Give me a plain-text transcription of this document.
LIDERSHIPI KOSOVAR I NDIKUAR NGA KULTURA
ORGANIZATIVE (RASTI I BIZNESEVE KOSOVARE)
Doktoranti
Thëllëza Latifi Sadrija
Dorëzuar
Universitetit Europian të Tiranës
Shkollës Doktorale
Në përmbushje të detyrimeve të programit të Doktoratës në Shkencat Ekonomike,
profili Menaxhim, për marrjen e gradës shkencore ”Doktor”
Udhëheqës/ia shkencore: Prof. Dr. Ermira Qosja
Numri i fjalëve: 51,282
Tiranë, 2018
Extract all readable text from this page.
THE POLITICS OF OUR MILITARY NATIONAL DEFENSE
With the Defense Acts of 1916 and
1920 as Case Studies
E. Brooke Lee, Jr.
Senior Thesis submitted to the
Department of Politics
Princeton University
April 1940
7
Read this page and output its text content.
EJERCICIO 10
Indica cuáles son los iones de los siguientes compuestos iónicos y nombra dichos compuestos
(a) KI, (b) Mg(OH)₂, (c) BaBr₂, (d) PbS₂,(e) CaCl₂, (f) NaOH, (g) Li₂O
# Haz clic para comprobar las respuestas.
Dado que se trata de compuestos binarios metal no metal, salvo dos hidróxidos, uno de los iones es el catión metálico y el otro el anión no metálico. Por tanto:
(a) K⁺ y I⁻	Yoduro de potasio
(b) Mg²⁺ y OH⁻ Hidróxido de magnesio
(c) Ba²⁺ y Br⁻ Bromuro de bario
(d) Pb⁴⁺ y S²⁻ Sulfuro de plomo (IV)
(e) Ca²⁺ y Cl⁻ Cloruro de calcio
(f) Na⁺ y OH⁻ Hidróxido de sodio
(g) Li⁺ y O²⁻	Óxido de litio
======
* [WHAT YOU WILL DO]
Tally up the lines with the word "this" in them, and answer with that number by itself.

* [THE OUTPUT]
3